▸ PROVIDED RECORDS:
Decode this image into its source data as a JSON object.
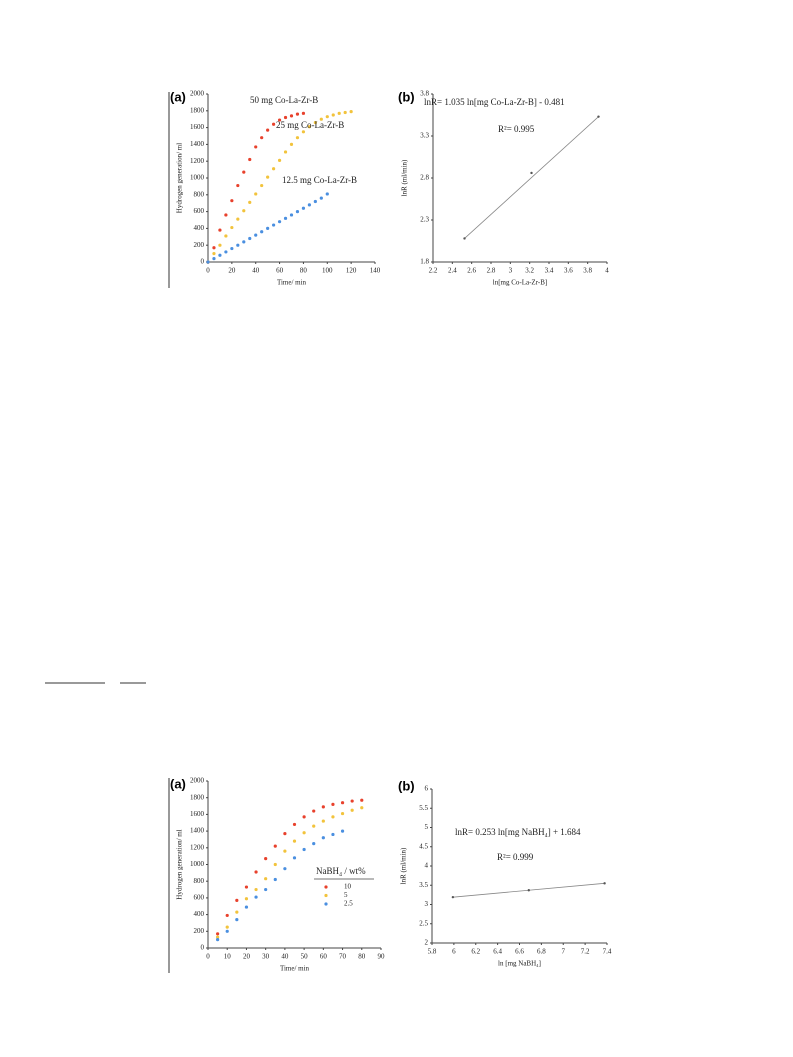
{
  "chart_data": [
    {
      "type": "scatter",
      "panel": "(a)",
      "xlabel": "Time/ min",
      "ylabel": "Hydrogen generation/ ml",
      "xlim": [
        0,
        140
      ],
      "xticks": [
        0,
        20,
        40,
        60,
        80,
        100,
        120,
        140
      ],
      "ylim": [
        0,
        2000
      ],
      "yticks": [
        0,
        200,
        400,
        600,
        800,
        1000,
        1200,
        1400,
        1600,
        1800,
        2000
      ],
      "legend": "inline",
      "series": [
        {
          "name": "50 mg Co-La-Zr-B",
          "color": "#e8412c",
          "x": [
            0,
            5,
            10,
            15,
            20,
            25,
            30,
            35,
            40,
            45,
            50,
            55,
            60,
            65,
            70,
            75,
            80
          ],
          "values": [
            0,
            170,
            380,
            560,
            730,
            910,
            1070,
            1220,
            1370,
            1480,
            1570,
            1640,
            1690,
            1720,
            1740,
            1760,
            1770
          ]
        },
        {
          "name": "25 mg Co-La-Zr-B",
          "color": "#f2c33c",
          "x": [
            0,
            5,
            10,
            15,
            20,
            25,
            30,
            35,
            40,
            45,
            50,
            55,
            60,
            65,
            70,
            75,
            80,
            85,
            90,
            95,
            100,
            105,
            110,
            115,
            120
          ],
          "values": [
            0,
            100,
            200,
            310,
            410,
            510,
            610,
            710,
            810,
            910,
            1010,
            1110,
            1210,
            1310,
            1400,
            1480,
            1550,
            1610,
            1660,
            1700,
            1730,
            1750,
            1770,
            1780,
            1790
          ]
        },
        {
          "name": "12.5 mg Co-La-Zr-B",
          "color": "#4a8fe0",
          "x": [
            0,
            5,
            10,
            15,
            20,
            25,
            30,
            35,
            40,
            45,
            50,
            55,
            60,
            65,
            70,
            75,
            80,
            85,
            90,
            95,
            100
          ],
          "values": [
            0,
            40,
            80,
            120,
            160,
            200,
            240,
            280,
            320,
            360,
            400,
            440,
            480,
            520,
            560,
            600,
            640,
            680,
            720,
            760,
            810
          ]
        }
      ]
    },
    {
      "type": "scatter",
      "panel": "(b)",
      "xlabel": "ln[mg Co-La-Zr-B]",
      "ylabel": "lnR (ml/min)",
      "xlim": [
        2.2,
        4
      ],
      "xticks": [
        2.2,
        2.4,
        2.6,
        2.8,
        3,
        3.2,
        3.4,
        3.6,
        3.8,
        4
      ],
      "ylim": [
        1.8,
        3.8
      ],
      "yticks": [
        1.8,
        2.3,
        2.8,
        3.3,
        3.8
      ],
      "trendline": true,
      "annotations": [
        "lnR= 1.035 ln[mg Co-La-Zr-B] - 0.481",
        "R²= 0.995"
      ],
      "series": [
        {
          "color": "#555555",
          "x": [
            2.526,
            3.219,
            3.912
          ],
          "values": [
            2.08,
            2.86,
            3.53
          ]
        }
      ]
    },
    {
      "type": "scatter",
      "panel": "(a)",
      "xlabel": "Time/ min",
      "ylabel": "Hydrogen generation/ ml",
      "xlim": [
        0,
        90
      ],
      "xticks": [
        0,
        10,
        20,
        30,
        40,
        50,
        60,
        70,
        80,
        90
      ],
      "ylim": [
        0,
        2000
      ],
      "yticks": [
        0,
        200,
        400,
        600,
        800,
        1000,
        1200,
        1400,
        1600,
        1800,
        2000
      ],
      "legend": "right",
      "legend_title": "NaBH₄ / wt%",
      "series": [
        {
          "name": "10",
          "color": "#e8412c",
          "x": [
            5,
            10,
            15,
            20,
            25,
            30,
            35,
            40,
            45,
            50,
            55,
            60,
            65,
            70,
            75,
            80
          ],
          "values": [
            170,
            390,
            570,
            730,
            910,
            1070,
            1220,
            1370,
            1480,
            1570,
            1640,
            1690,
            1720,
            1740,
            1760,
            1770
          ]
        },
        {
          "name": "5",
          "color": "#f2c33c",
          "x": [
            5,
            10,
            15,
            20,
            25,
            30,
            35,
            40,
            45,
            50,
            55,
            60,
            65,
            70,
            75,
            80
          ],
          "values": [
            130,
            250,
            430,
            590,
            700,
            830,
            1000,
            1160,
            1280,
            1380,
            1460,
            1520,
            1570,
            1610,
            1650,
            1680
          ]
        },
        {
          "name": "2.5",
          "color": "#4a8fe0",
          "x": [
            5,
            10,
            15,
            20,
            25,
            30,
            35,
            40,
            45,
            50,
            55,
            60,
            65,
            70
          ],
          "values": [
            100,
            200,
            340,
            490,
            610,
            700,
            820,
            950,
            1080,
            1180,
            1250,
            1320,
            1360,
            1400
          ]
        }
      ]
    },
    {
      "type": "scatter",
      "panel": "(b)",
      "xlabel": "ln [mg NaBH₄]",
      "ylabel": "lnR (ml/min)",
      "xlim": [
        5.8,
        7.4
      ],
      "xticks": [
        5.8,
        6,
        6.2,
        6.4,
        6.6,
        6.8,
        7,
        7.2,
        7.4
      ],
      "ylim": [
        2,
        6
      ],
      "yticks": [
        2,
        2.5,
        3,
        3.5,
        4,
        4.5,
        5,
        5.5,
        6
      ],
      "trendline": true,
      "annotations": [
        "lnR= 0.253 ln[mg NaBH₄] + 1.684",
        "R²= 0.999"
      ],
      "series": [
        {
          "color": "#555555",
          "x": [
            5.991,
            6.685,
            7.378
          ],
          "values": [
            3.19,
            3.37,
            3.55
          ]
        }
      ]
    }
  ]
}
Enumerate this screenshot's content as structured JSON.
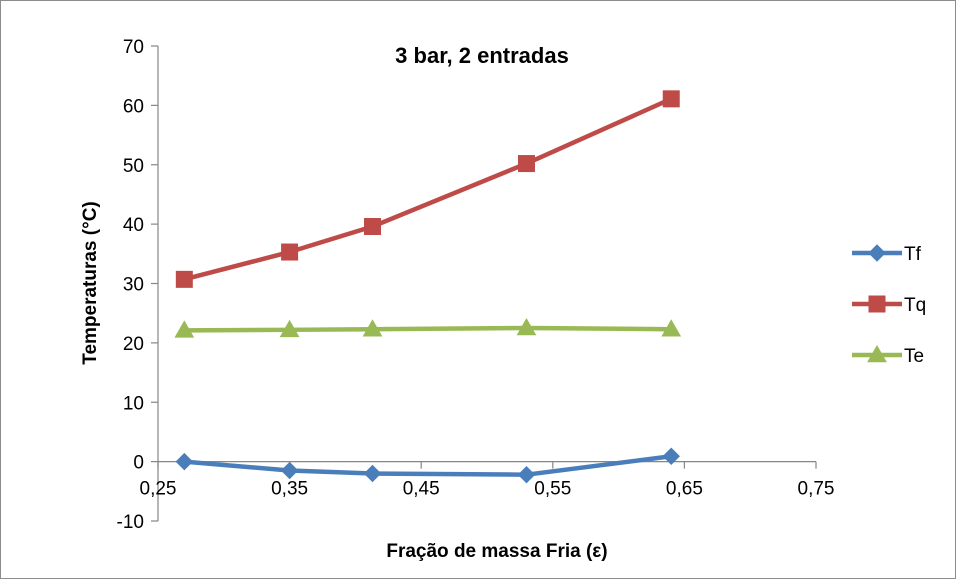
{
  "chart_data": {
    "type": "line",
    "title": "3 bar, 2 entradas",
    "xlabel": "Fração de massa Fria (ε)",
    "ylabel": "Temperaturas (°C)",
    "xlim": [
      0.25,
      0.75
    ],
    "ylim": [
      -10,
      70
    ],
    "x_ticks": [
      "0,25",
      "0,35",
      "0,45",
      "0,55",
      "0,65",
      "0,75"
    ],
    "y_ticks": [
      "-10",
      "0",
      "10",
      "20",
      "30",
      "40",
      "50",
      "60",
      "70"
    ],
    "grid": false,
    "legend_position": "right",
    "series": [
      {
        "name": "Tf",
        "color": "#4a7ebb",
        "marker": "diamond",
        "points": [
          [
            0.27,
            0.0
          ],
          [
            0.35,
            -1.5
          ],
          [
            0.413,
            -2.0
          ],
          [
            0.53,
            -2.2
          ],
          [
            0.64,
            0.9
          ]
        ]
      },
      {
        "name": "Tq",
        "color": "#be4b48",
        "marker": "square",
        "points": [
          [
            0.27,
            30.7
          ],
          [
            0.35,
            35.3
          ],
          [
            0.413,
            39.6
          ],
          [
            0.53,
            50.2
          ],
          [
            0.64,
            61.1
          ]
        ]
      },
      {
        "name": "Te",
        "color": "#98b954",
        "marker": "triangle",
        "points": [
          [
            0.27,
            22.1
          ],
          [
            0.35,
            22.2
          ],
          [
            0.413,
            22.3
          ],
          [
            0.53,
            22.5
          ],
          [
            0.64,
            22.3
          ]
        ]
      }
    ]
  }
}
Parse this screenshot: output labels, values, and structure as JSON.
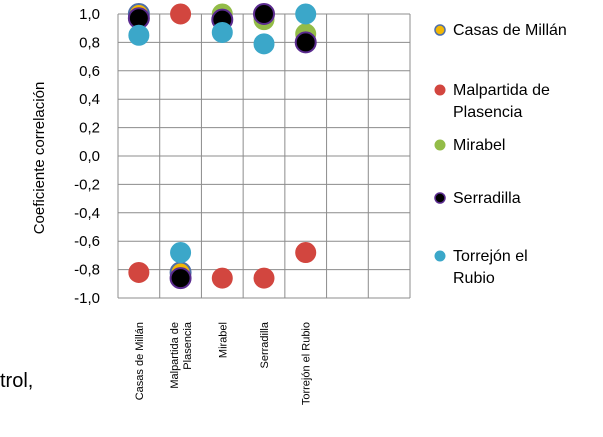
{
  "chart_data": {
    "type": "scatter",
    "title": "",
    "ylabel": "Coeficiente correlación",
    "xlabel": "",
    "ylim": [
      -1.0,
      1.0
    ],
    "yticks": [
      "1,0",
      "0,8",
      "0,6",
      "0,4",
      "0,2",
      "0,0",
      "-0,2",
      "-0,4",
      "-0,6",
      "-0,8",
      "-1,0"
    ],
    "categories": [
      "Casas de Millán",
      "Malpartida de Plasencia",
      "Mirabel",
      "Serradilla",
      "Torrejón el Rubio"
    ],
    "category_labels": [
      [
        "Casas de Millán"
      ],
      [
        "Malpartida de",
        "Plasencia"
      ],
      [
        "Mirabel"
      ],
      [
        "Serradilla"
      ],
      [
        "Torrejón el Rubio"
      ]
    ],
    "grid": true,
    "legend_position": "right",
    "series": [
      {
        "name": "Casas de Millán",
        "legend_lines": [
          "Casas de Millán"
        ],
        "color": "#F2B705",
        "edge": "#4F6FA8",
        "values": [
          1.0,
          -0.82,
          null,
          null,
          null
        ]
      },
      {
        "name": "Malpartida de Plasencia",
        "legend_lines": [
          "Malpartida de",
          "Plasencia"
        ],
        "color": "#D2463F",
        "edge": "#D2463F",
        "values": [
          -0.82,
          1.0,
          -0.86,
          -0.86,
          -0.68
        ]
      },
      {
        "name": "Mirabel",
        "legend_lines": [
          "Mirabel"
        ],
        "color": "#93BC48",
        "edge": "#93BC48",
        "values": [
          null,
          null,
          1.0,
          0.96,
          0.86
        ]
      },
      {
        "name": "Serradilla",
        "legend_lines": [
          "Serradilla"
        ],
        "color": "#000000",
        "edge": "#5B2C8F",
        "values": [
          0.97,
          -0.86,
          0.96,
          1.0,
          0.8
        ]
      },
      {
        "name": "Torrejón el Rubio",
        "legend_lines": [
          "Torrejón el",
          "Rubio"
        ],
        "color": "#3BA7C9",
        "edge": "#3BA7C9",
        "values": [
          0.85,
          -0.68,
          0.87,
          0.79,
          1.0
        ]
      }
    ]
  },
  "fragment_text": "trol,"
}
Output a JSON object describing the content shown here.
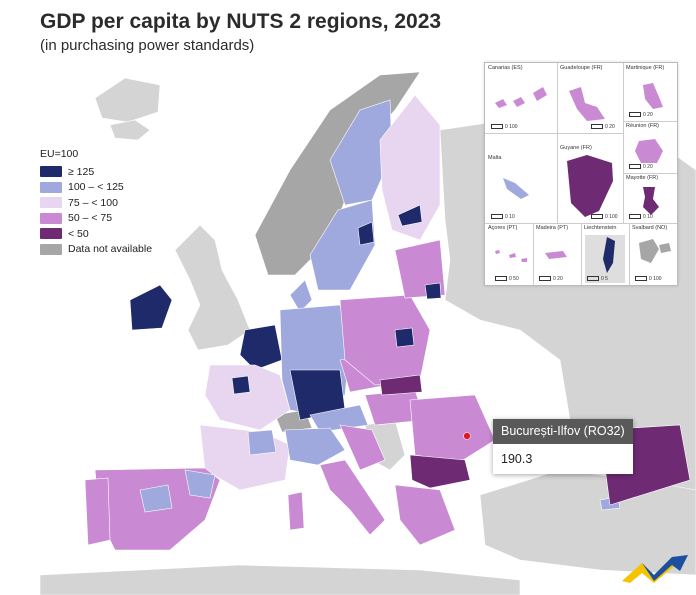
{
  "header": {
    "title": "GDP per capita by NUTS 2 regions, 2023",
    "subtitle": "(in purchasing power standards)"
  },
  "legend": {
    "title": "EU=100",
    "items": [
      {
        "label": "≥ 125",
        "color": "#1f2a6b"
      },
      {
        "label": "100 – < 125",
        "color": "#9fa9dd"
      },
      {
        "label": "75 – < 100",
        "color": "#e8d5ef"
      },
      {
        "label": "50 – < 75",
        "color": "#c98ad3"
      },
      {
        "label": "< 50",
        "color": "#6e2a73"
      },
      {
        "label": "Data not available",
        "color": "#a6a6a6"
      }
    ]
  },
  "insets": [
    {
      "name": "Canarias (ES)",
      "scale": "0   100"
    },
    {
      "name": "Guadeloupe (FR)",
      "scale": "0   20"
    },
    {
      "name": "Martinique (FR)",
      "scale": "0   20"
    },
    {
      "name": "Réunion (FR)",
      "scale": "0   20"
    },
    {
      "name": "Malta",
      "scale": "0   10"
    },
    {
      "name": "Guyane (FR)",
      "scale": "0   100"
    },
    {
      "name": "Mayotte (FR)",
      "scale": "0   10"
    },
    {
      "name": "Açores (PT)",
      "scale": "0   50"
    },
    {
      "name": "Madeira (PT)",
      "scale": "0   20"
    },
    {
      "name": "Liechtenstein",
      "scale": "0   5"
    },
    {
      "name": "Svalbard (NO)",
      "scale": "0   100"
    }
  ],
  "tooltip": {
    "region": "București-Ilfov (RO32)",
    "value": "190.3"
  },
  "colors": {
    "sea": "#ffffff",
    "non_eu_land": "#d4d4d4",
    "not_available": "#a6a6a6",
    "border": "#ffffff",
    "selected_region": "#e8141f",
    "logo_blue": "#1d4fa0",
    "logo_yellow": "#f5c400"
  }
}
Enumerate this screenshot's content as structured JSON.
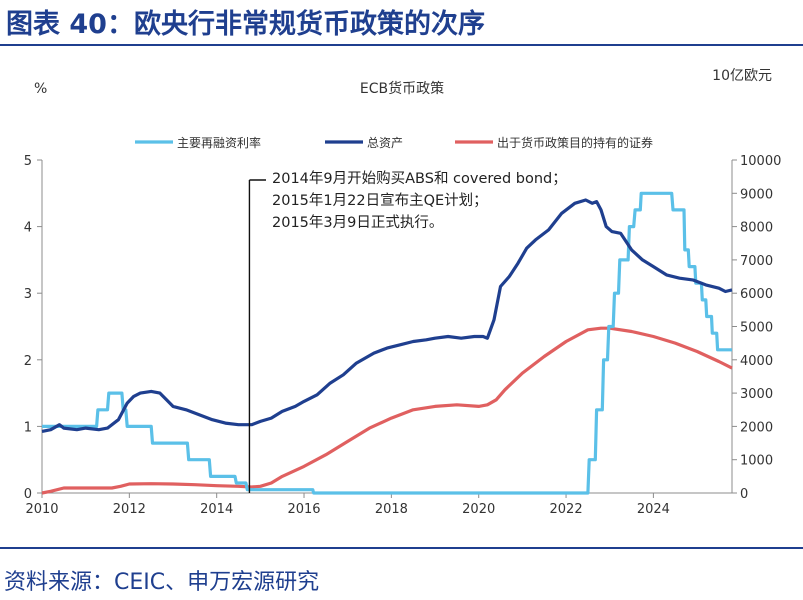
{
  "figure_title": "图表 40：欧央行非常规货币政策的次序",
  "source_note": "资料来源：CEIC、申万宏源研究",
  "colors": {
    "policy_rate": "#5bc0e8",
    "total_assets": "#1f3f8f",
    "securities": "#e06060",
    "heading": "#1f3f8f"
  },
  "chart_data": {
    "type": "line",
    "title": "ECB货币政策",
    "left_axis_unit": "%",
    "right_axis_unit": "10亿欧元",
    "xlim": [
      2010,
      2025.8
    ],
    "x_ticks": [
      2010,
      2012,
      2014,
      2016,
      2018,
      2020,
      2022,
      2024
    ],
    "ylim_left": [
      0,
      5
    ],
    "y_ticks_left": [
      0,
      1,
      2,
      3,
      4,
      5
    ],
    "ylim_right": [
      0,
      10000
    ],
    "y_ticks_right": [
      0,
      1000,
      2000,
      3000,
      4000,
      5000,
      6000,
      7000,
      8000,
      9000,
      10000
    ],
    "legend_position": "top",
    "grid": false,
    "series": [
      {
        "name": "主要再融资利率",
        "axis": "left",
        "points": [
          [
            2010.0,
            1.0
          ],
          [
            2011.25,
            1.0
          ],
          [
            2011.28,
            1.25
          ],
          [
            2011.5,
            1.25
          ],
          [
            2011.53,
            1.5
          ],
          [
            2011.83,
            1.5
          ],
          [
            2011.86,
            1.25
          ],
          [
            2011.92,
            1.25
          ],
          [
            2011.95,
            1.0
          ],
          [
            2012.5,
            1.0
          ],
          [
            2012.53,
            0.75
          ],
          [
            2013.33,
            0.75
          ],
          [
            2013.36,
            0.5
          ],
          [
            2013.83,
            0.5
          ],
          [
            2013.86,
            0.25
          ],
          [
            2014.42,
            0.25
          ],
          [
            2014.45,
            0.15
          ],
          [
            2014.67,
            0.15
          ],
          [
            2014.7,
            0.05
          ],
          [
            2016.2,
            0.05
          ],
          [
            2016.22,
            0.0
          ],
          [
            2022.5,
            0.0
          ],
          [
            2022.53,
            0.5
          ],
          [
            2022.67,
            0.5
          ],
          [
            2022.7,
            1.25
          ],
          [
            2022.83,
            1.25
          ],
          [
            2022.86,
            2.0
          ],
          [
            2022.95,
            2.0
          ],
          [
            2022.98,
            2.5
          ],
          [
            2023.08,
            2.5
          ],
          [
            2023.11,
            3.0
          ],
          [
            2023.2,
            3.0
          ],
          [
            2023.23,
            3.5
          ],
          [
            2023.42,
            3.5
          ],
          [
            2023.45,
            4.0
          ],
          [
            2023.55,
            4.0
          ],
          [
            2023.58,
            4.25
          ],
          [
            2023.7,
            4.25
          ],
          [
            2023.72,
            4.5
          ],
          [
            2024.42,
            4.5
          ],
          [
            2024.45,
            4.25
          ],
          [
            2024.7,
            4.25
          ],
          [
            2024.72,
            3.65
          ],
          [
            2024.8,
            3.65
          ],
          [
            2024.82,
            3.4
          ],
          [
            2024.95,
            3.4
          ],
          [
            2024.97,
            3.15
          ],
          [
            2025.1,
            3.15
          ],
          [
            2025.12,
            2.9
          ],
          [
            2025.2,
            2.9
          ],
          [
            2025.22,
            2.65
          ],
          [
            2025.33,
            2.65
          ],
          [
            2025.35,
            2.4
          ],
          [
            2025.45,
            2.4
          ],
          [
            2025.47,
            2.15
          ],
          [
            2025.8,
            2.15
          ]
        ]
      },
      {
        "name": "总资产",
        "axis": "right",
        "points": [
          [
            2010.0,
            1850
          ],
          [
            2010.2,
            1900
          ],
          [
            2010.4,
            2050
          ],
          [
            2010.5,
            1950
          ],
          [
            2010.8,
            1900
          ],
          [
            2011.0,
            1950
          ],
          [
            2011.3,
            1900
          ],
          [
            2011.5,
            1950
          ],
          [
            2011.75,
            2200
          ],
          [
            2011.95,
            2700
          ],
          [
            2012.1,
            2900
          ],
          [
            2012.25,
            3000
          ],
          [
            2012.5,
            3050
          ],
          [
            2012.7,
            3000
          ],
          [
            2012.85,
            2800
          ],
          [
            2013.0,
            2600
          ],
          [
            2013.3,
            2500
          ],
          [
            2013.6,
            2350
          ],
          [
            2013.9,
            2200
          ],
          [
            2014.2,
            2100
          ],
          [
            2014.5,
            2050
          ],
          [
            2014.8,
            2050
          ],
          [
            2015.0,
            2150
          ],
          [
            2015.25,
            2250
          ],
          [
            2015.5,
            2450
          ],
          [
            2015.8,
            2600
          ],
          [
            2016.0,
            2750
          ],
          [
            2016.3,
            2950
          ],
          [
            2016.6,
            3300
          ],
          [
            2016.9,
            3550
          ],
          [
            2017.2,
            3900
          ],
          [
            2017.6,
            4200
          ],
          [
            2017.9,
            4350
          ],
          [
            2018.2,
            4450
          ],
          [
            2018.5,
            4550
          ],
          [
            2018.8,
            4600
          ],
          [
            2019.0,
            4650
          ],
          [
            2019.3,
            4700
          ],
          [
            2019.6,
            4650
          ],
          [
            2019.9,
            4700
          ],
          [
            2020.1,
            4700
          ],
          [
            2020.2,
            4650
          ],
          [
            2020.35,
            5200
          ],
          [
            2020.5,
            6200
          ],
          [
            2020.7,
            6500
          ],
          [
            2020.9,
            6900
          ],
          [
            2021.1,
            7350
          ],
          [
            2021.3,
            7600
          ],
          [
            2021.6,
            7900
          ],
          [
            2021.9,
            8400
          ],
          [
            2022.2,
            8700
          ],
          [
            2022.45,
            8800
          ],
          [
            2022.6,
            8700
          ],
          [
            2022.7,
            8750
          ],
          [
            2022.8,
            8500
          ],
          [
            2022.92,
            8000
          ],
          [
            2023.05,
            7850
          ],
          [
            2023.25,
            7800
          ],
          [
            2023.5,
            7300
          ],
          [
            2023.75,
            7000
          ],
          [
            2024.0,
            6800
          ],
          [
            2024.3,
            6550
          ],
          [
            2024.6,
            6450
          ],
          [
            2024.9,
            6400
          ],
          [
            2025.2,
            6250
          ],
          [
            2025.5,
            6150
          ],
          [
            2025.65,
            6050
          ],
          [
            2025.8,
            6100
          ]
        ]
      },
      {
        "name": "出于货币政策目的持有的证券",
        "axis": "right",
        "points": [
          [
            2010.0,
            0
          ],
          [
            2010.2,
            50
          ],
          [
            2010.5,
            150
          ],
          [
            2011.0,
            150
          ],
          [
            2011.6,
            150
          ],
          [
            2011.8,
            200
          ],
          [
            2012.0,
            270
          ],
          [
            2012.5,
            280
          ],
          [
            2013.0,
            270
          ],
          [
            2013.5,
            250
          ],
          [
            2014.0,
            220
          ],
          [
            2014.5,
            200
          ],
          [
            2014.8,
            180
          ],
          [
            2015.0,
            200
          ],
          [
            2015.25,
            300
          ],
          [
            2015.5,
            500
          ],
          [
            2016.0,
            800
          ],
          [
            2016.5,
            1150
          ],
          [
            2017.0,
            1550
          ],
          [
            2017.5,
            1950
          ],
          [
            2018.0,
            2250
          ],
          [
            2018.5,
            2500
          ],
          [
            2019.0,
            2600
          ],
          [
            2019.5,
            2650
          ],
          [
            2020.0,
            2600
          ],
          [
            2020.2,
            2650
          ],
          [
            2020.4,
            2800
          ],
          [
            2020.6,
            3100
          ],
          [
            2021.0,
            3600
          ],
          [
            2021.5,
            4100
          ],
          [
            2022.0,
            4550
          ],
          [
            2022.5,
            4900
          ],
          [
            2022.8,
            4950
          ],
          [
            2023.0,
            4950
          ],
          [
            2023.5,
            4850
          ],
          [
            2024.0,
            4700
          ],
          [
            2024.5,
            4500
          ],
          [
            2025.0,
            4250
          ],
          [
            2025.5,
            3950
          ],
          [
            2025.8,
            3750
          ]
        ]
      }
    ],
    "annotation": {
      "x": 2014.75,
      "lines": [
        "2014年9月开始购买ABS和 covered bond；",
        "2015年1月22日宣布主QE计划；",
        "2015年3月9日正式执行。"
      ]
    }
  }
}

▸ STATED PROBLEM:
Copy every line above that holds the word "Serradilla".

▸ RESULT OF THIS EXERCISE:
      "Serradilla",
        "Serradilla"
        "name": "Serradilla",
          "Serradilla"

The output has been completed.